▶ **SHORT PROBLEM**:
Please quote every line word for word.

## begin DATA

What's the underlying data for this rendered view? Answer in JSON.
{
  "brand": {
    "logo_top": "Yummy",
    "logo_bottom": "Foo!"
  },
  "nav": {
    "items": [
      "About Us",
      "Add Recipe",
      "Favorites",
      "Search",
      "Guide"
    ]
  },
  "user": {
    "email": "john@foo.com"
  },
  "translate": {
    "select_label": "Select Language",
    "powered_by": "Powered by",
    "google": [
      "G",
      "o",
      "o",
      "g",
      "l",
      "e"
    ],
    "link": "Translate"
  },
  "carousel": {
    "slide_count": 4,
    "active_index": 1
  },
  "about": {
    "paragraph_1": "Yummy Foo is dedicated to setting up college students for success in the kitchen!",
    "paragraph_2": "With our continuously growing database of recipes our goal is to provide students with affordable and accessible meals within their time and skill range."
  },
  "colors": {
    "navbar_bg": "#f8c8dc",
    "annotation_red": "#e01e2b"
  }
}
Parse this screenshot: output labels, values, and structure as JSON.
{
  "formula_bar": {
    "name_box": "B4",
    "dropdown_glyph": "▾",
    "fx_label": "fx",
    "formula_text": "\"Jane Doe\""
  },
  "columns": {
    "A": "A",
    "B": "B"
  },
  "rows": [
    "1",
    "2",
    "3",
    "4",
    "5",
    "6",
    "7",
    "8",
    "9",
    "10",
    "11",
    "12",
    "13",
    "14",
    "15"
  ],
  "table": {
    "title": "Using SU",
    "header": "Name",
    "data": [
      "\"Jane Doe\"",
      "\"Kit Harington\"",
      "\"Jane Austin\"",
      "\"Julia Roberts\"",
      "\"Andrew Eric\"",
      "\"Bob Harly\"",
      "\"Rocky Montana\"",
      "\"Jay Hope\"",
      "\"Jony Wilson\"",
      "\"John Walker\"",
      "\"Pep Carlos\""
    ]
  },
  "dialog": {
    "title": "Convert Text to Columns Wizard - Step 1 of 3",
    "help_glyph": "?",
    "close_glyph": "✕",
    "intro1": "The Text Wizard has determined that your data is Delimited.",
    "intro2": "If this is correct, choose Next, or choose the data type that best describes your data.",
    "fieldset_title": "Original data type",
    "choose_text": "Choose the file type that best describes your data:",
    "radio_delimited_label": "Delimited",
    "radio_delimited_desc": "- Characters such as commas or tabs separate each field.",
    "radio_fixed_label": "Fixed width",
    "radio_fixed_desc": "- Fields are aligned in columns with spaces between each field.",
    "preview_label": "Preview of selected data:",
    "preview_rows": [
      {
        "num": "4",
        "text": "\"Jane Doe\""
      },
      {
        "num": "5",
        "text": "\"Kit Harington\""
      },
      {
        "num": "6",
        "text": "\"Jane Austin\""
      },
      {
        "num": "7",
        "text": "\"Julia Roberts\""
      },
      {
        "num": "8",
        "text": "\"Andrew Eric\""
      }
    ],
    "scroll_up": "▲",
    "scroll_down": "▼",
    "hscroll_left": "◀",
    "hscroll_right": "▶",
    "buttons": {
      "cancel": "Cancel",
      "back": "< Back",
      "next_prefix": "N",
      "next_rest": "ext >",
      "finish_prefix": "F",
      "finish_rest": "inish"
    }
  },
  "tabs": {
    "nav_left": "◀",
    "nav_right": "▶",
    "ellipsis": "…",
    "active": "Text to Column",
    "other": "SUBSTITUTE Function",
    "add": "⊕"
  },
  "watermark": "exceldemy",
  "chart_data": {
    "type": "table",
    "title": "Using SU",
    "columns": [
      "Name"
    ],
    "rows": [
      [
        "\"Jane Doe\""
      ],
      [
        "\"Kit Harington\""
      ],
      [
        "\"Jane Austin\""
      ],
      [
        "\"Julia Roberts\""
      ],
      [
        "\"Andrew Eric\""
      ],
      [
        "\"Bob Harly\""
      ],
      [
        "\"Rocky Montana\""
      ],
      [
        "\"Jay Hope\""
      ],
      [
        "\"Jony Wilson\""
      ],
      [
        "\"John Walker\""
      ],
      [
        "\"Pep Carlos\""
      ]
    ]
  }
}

## end DATA

▶ **THE RESPONSE**:
What's the underlying data for this rendered view? Answer in JSON.
{
  "brand": {
    "logo_top": "Yummy",
    "logo_bottom": "Foo!"
  },
  "nav": {
    "items": [
      "About Us",
      "Add Recipe",
      "Favorites",
      "Search",
      "Guide"
    ]
  },
  "user": {
    "email": "john@foo.com"
  },
  "translate": {
    "select_label": "Select Language",
    "powered_by": "Powered by",
    "google": [
      "G",
      "o",
      "o",
      "g",
      "l",
      "e"
    ],
    "link": "Translate"
  },
  "carousel": {
    "slide_count": 4,
    "active_index": 1
  },
  "about": {
    "paragraph_1": "Yummy Foo is dedicated to setting up college students for success in the kitchen!",
    "paragraph_2": "With our continuously growing database of recipes our goal is to provide students with affordable and accessible meals within their time and skill range."
  },
  "colors": {
    "navbar_bg": "#f8c8dc",
    "annotation_red": "#e01e2b"
  }
}
Parse this screenshot: output labels, values, and structure as JSON.
{
  "formula_bar": {
    "name_box": "B4",
    "dropdown_glyph": "▾",
    "fx_label": "fx",
    "formula_text": "\"Jane Doe\""
  },
  "columns": {
    "A": "A",
    "B": "B"
  },
  "rows": [
    "1",
    "2",
    "3",
    "4",
    "5",
    "6",
    "7",
    "8",
    "9",
    "10",
    "11",
    "12",
    "13",
    "14",
    "15"
  ],
  "table": {
    "title": "Using SU",
    "header": "Name",
    "data": [
      "\"Jane Doe\"",
      "\"Kit Harington\"",
      "\"Jane Austin\"",
      "\"Julia Roberts\"",
      "\"Andrew Eric\"",
      "\"Bob Harly\"",
      "\"Rocky Montana\"",
      "\"Jay Hope\"",
      "\"Jony Wilson\"",
      "\"John Walker\"",
      "\"Pep Carlos\""
    ]
  },
  "dialog": {
    "title": "Convert Text to Columns Wizard - Step 1 of 3",
    "help_glyph": "?",
    "close_glyph": "✕",
    "intro1": "The Text Wizard has determined that your data is Delimited.",
    "intro2": "If this is correct, choose Next, or choose the data type that best describes your data.",
    "fieldset_title": "Original data type",
    "choose_text": "Choose the file type that best describes your data:",
    "radio_delimited_label": "Delimited",
    "radio_delimited_desc": "- Characters such as commas or tabs separate each field.",
    "radio_fixed_label": "Fixed width",
    "radio_fixed_desc": "- Fields are aligned in columns with spaces between each field.",
    "preview_label": "Preview of selected data:",
    "preview_rows": [
      {
        "num": "4",
        "text": "\"Jane Doe\""
      },
      {
        "num": "5",
        "text": "\"Kit Harington\""
      },
      {
        "num": "6",
        "text": "\"Jane Austin\""
      },
      {
        "num": "7",
        "text": "\"Julia Roberts\""
      },
      {
        "num": "8",
        "text": "\"Andrew Eric\""
      }
    ],
    "scroll_up": "▲",
    "scroll_down": "▼",
    "hscroll_left": "◀",
    "hscroll_right": "▶",
    "buttons": {
      "cancel": "Cancel",
      "back": "< Back",
      "next_prefix": "N",
      "next_rest": "ext >",
      "finish_prefix": "F",
      "finish_rest": "inish"
    }
  },
  "tabs": {
    "nav_left": "◀",
    "nav_right": "▶",
    "ellipsis": "…",
    "active": "Text to Column",
    "other": "SUBSTITUTE Function",
    "add": "⊕"
  },
  "watermark": "exceldemy",
  "chart_data": {
    "type": "table",
    "title": "Using SU",
    "columns": [
      "Name"
    ],
    "rows": [
      [
        "\"Jane Doe\""
      ],
      [
        "\"Kit Harington\""
      ],
      [
        "\"Jane Austin\""
      ],
      [
        "\"Julia Roberts\""
      ],
      [
        "\"Andrew Eric\""
      ],
      [
        "\"Bob Harly\""
      ],
      [
        "\"Rocky Montana\""
      ],
      [
        "\"Jay Hope\""
      ],
      [
        "\"Jony Wilson\""
      ],
      [
        "\"John Walker\""
      ],
      [
        "\"Pep Carlos\""
      ]
    ]
  }
}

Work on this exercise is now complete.